* _Problem to work on_: Output each entry exactly; skip nothing.

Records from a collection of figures

● ● ● ● ● ● ●

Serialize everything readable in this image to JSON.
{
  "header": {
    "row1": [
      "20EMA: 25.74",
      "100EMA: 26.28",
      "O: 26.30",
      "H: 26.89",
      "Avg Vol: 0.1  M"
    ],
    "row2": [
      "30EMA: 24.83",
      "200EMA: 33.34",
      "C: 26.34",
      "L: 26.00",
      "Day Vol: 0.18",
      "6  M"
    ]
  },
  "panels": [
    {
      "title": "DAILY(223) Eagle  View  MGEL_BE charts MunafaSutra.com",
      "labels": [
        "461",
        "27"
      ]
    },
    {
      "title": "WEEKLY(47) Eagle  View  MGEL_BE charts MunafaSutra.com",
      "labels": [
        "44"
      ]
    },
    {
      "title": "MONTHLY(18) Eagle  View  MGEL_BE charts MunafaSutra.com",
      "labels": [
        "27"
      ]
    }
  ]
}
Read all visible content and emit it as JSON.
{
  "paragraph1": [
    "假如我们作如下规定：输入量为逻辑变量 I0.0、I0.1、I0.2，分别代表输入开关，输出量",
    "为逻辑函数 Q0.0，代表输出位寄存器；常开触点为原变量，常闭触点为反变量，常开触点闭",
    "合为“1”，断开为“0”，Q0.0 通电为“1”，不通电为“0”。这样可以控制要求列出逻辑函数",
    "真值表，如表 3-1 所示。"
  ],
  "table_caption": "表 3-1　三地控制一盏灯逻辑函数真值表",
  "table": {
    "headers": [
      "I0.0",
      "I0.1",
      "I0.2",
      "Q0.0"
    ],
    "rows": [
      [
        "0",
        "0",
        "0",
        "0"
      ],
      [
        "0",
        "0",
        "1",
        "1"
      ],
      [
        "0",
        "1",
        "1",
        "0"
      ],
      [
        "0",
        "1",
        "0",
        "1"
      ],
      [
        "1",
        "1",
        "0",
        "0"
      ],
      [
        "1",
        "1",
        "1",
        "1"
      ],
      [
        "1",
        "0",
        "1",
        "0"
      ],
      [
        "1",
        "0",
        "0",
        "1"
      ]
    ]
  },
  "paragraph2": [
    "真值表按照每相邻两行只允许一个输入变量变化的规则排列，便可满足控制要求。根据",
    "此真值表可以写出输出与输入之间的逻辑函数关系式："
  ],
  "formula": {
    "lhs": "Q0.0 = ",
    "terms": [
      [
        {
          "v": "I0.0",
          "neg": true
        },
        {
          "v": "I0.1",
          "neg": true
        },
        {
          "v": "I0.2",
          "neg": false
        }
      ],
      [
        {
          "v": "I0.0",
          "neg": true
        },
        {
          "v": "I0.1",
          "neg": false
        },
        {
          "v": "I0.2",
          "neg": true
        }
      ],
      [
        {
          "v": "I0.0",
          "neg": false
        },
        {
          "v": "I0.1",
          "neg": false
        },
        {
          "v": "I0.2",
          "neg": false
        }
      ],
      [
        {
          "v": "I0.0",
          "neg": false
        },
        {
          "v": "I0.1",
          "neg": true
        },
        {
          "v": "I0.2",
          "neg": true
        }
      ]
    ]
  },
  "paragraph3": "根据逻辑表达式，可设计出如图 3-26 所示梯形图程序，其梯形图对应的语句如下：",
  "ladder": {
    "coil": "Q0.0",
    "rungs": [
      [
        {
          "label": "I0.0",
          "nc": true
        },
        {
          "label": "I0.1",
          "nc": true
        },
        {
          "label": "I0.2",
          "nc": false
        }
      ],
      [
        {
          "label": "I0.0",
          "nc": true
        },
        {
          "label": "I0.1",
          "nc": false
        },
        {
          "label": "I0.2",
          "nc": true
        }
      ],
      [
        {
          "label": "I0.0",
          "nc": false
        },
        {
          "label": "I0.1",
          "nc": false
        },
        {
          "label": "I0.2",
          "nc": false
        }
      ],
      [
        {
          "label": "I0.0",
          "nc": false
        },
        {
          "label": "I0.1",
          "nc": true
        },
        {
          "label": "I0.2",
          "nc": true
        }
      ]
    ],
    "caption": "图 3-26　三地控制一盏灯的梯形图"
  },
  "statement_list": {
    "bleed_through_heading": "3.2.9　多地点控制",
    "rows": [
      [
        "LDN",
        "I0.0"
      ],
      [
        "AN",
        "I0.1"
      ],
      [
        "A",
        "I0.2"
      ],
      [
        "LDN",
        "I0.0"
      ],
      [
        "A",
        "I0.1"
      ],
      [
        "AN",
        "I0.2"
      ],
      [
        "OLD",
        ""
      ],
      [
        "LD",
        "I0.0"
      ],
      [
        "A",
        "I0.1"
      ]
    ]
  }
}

● ● ● ● ● ● ●

* _Task solution_:
Serialize everything readable in this image to JSON.
{
  "header": {
    "row1": [
      "20EMA: 25.74",
      "100EMA: 26.28",
      "O: 26.30",
      "H: 26.89",
      "Avg Vol: 0.1  M"
    ],
    "row2": [
      "30EMA: 24.83",
      "200EMA: 33.34",
      "C: 26.34",
      "L: 26.00",
      "Day Vol: 0.18",
      "6  M"
    ]
  },
  "panels": [
    {
      "title": "DAILY(223) Eagle  View  MGEL_BE charts MunafaSutra.com",
      "labels": [
        "461",
        "27"
      ]
    },
    {
      "title": "WEEKLY(47) Eagle  View  MGEL_BE charts MunafaSutra.com",
      "labels": [
        "44"
      ]
    },
    {
      "title": "MONTHLY(18) Eagle  View  MGEL_BE charts MunafaSutra.com",
      "labels": [
        "27"
      ]
    }
  ]
}
Read all visible content and emit it as JSON.
{
  "paragraph1": [
    "假如我们作如下规定：输入量为逻辑变量 I0.0、I0.1、I0.2，分别代表输入开关，输出量",
    "为逻辑函数 Q0.0，代表输出位寄存器；常开触点为原变量，常闭触点为反变量，常开触点闭",
    "合为“1”，断开为“0”，Q0.0 通电为“1”，不通电为“0”。这样可以控制要求列出逻辑函数",
    "真值表，如表 3-1 所示。"
  ],
  "table_caption": "表 3-1　三地控制一盏灯逻辑函数真值表",
  "table": {
    "headers": [
      "I0.0",
      "I0.1",
      "I0.2",
      "Q0.0"
    ],
    "rows": [
      [
        "0",
        "0",
        "0",
        "0"
      ],
      [
        "0",
        "0",
        "1",
        "1"
      ],
      [
        "0",
        "1",
        "1",
        "0"
      ],
      [
        "0",
        "1",
        "0",
        "1"
      ],
      [
        "1",
        "1",
        "0",
        "0"
      ],
      [
        "1",
        "1",
        "1",
        "1"
      ],
      [
        "1",
        "0",
        "1",
        "0"
      ],
      [
        "1",
        "0",
        "0",
        "1"
      ]
    ]
  },
  "paragraph2": [
    "真值表按照每相邻两行只允许一个输入变量变化的规则排列，便可满足控制要求。根据",
    "此真值表可以写出输出与输入之间的逻辑函数关系式："
  ],
  "formula": {
    "lhs": "Q0.0 = ",
    "terms": [
      [
        {
          "v": "I0.0",
          "neg": true
        },
        {
          "v": "I0.1",
          "neg": true
        },
        {
          "v": "I0.2",
          "neg": false
        }
      ],
      [
        {
          "v": "I0.0",
          "neg": true
        },
        {
          "v": "I0.1",
          "neg": false
        },
        {
          "v": "I0.2",
          "neg": true
        }
      ],
      [
        {
          "v": "I0.0",
          "neg": false
        },
        {
          "v": "I0.1",
          "neg": false
        },
        {
          "v": "I0.2",
          "neg": false
        }
      ],
      [
        {
          "v": "I0.0",
          "neg": false
        },
        {
          "v": "I0.1",
          "neg": true
        },
        {
          "v": "I0.2",
          "neg": true
        }
      ]
    ]
  },
  "paragraph3": "根据逻辑表达式，可设计出如图 3-26 所示梯形图程序，其梯形图对应的语句如下：",
  "ladder": {
    "coil": "Q0.0",
    "rungs": [
      [
        {
          "label": "I0.0",
          "nc": true
        },
        {
          "label": "I0.1",
          "nc": true
        },
        {
          "label": "I0.2",
          "nc": false
        }
      ],
      [
        {
          "label": "I0.0",
          "nc": true
        },
        {
          "label": "I0.1",
          "nc": false
        },
        {
          "label": "I0.2",
          "nc": true
        }
      ],
      [
        {
          "label": "I0.0",
          "nc": false
        },
        {
          "label": "I0.1",
          "nc": false
        },
        {
          "label": "I0.2",
          "nc": false
        }
      ],
      [
        {
          "label": "I0.0",
          "nc": false
        },
        {
          "label": "I0.1",
          "nc": true
        },
        {
          "label": "I0.2",
          "nc": true
        }
      ]
    ],
    "caption": "图 3-26　三地控制一盏灯的梯形图"
  },
  "statement_list": {
    "bleed_through_heading": "3.2.9　多地点控制",
    "rows": [
      [
        "LDN",
        "I0.0"
      ],
      [
        "AN",
        "I0.1"
      ],
      [
        "A",
        "I0.2"
      ],
      [
        "LDN",
        "I0.0"
      ],
      [
        "A",
        "I0.1"
      ],
      [
        "AN",
        "I0.2"
      ],
      [
        "OLD",
        ""
      ],
      [
        "LD",
        "I0.0"
      ],
      [
        "A",
        "I0.1"
      ]
    ]
  }
}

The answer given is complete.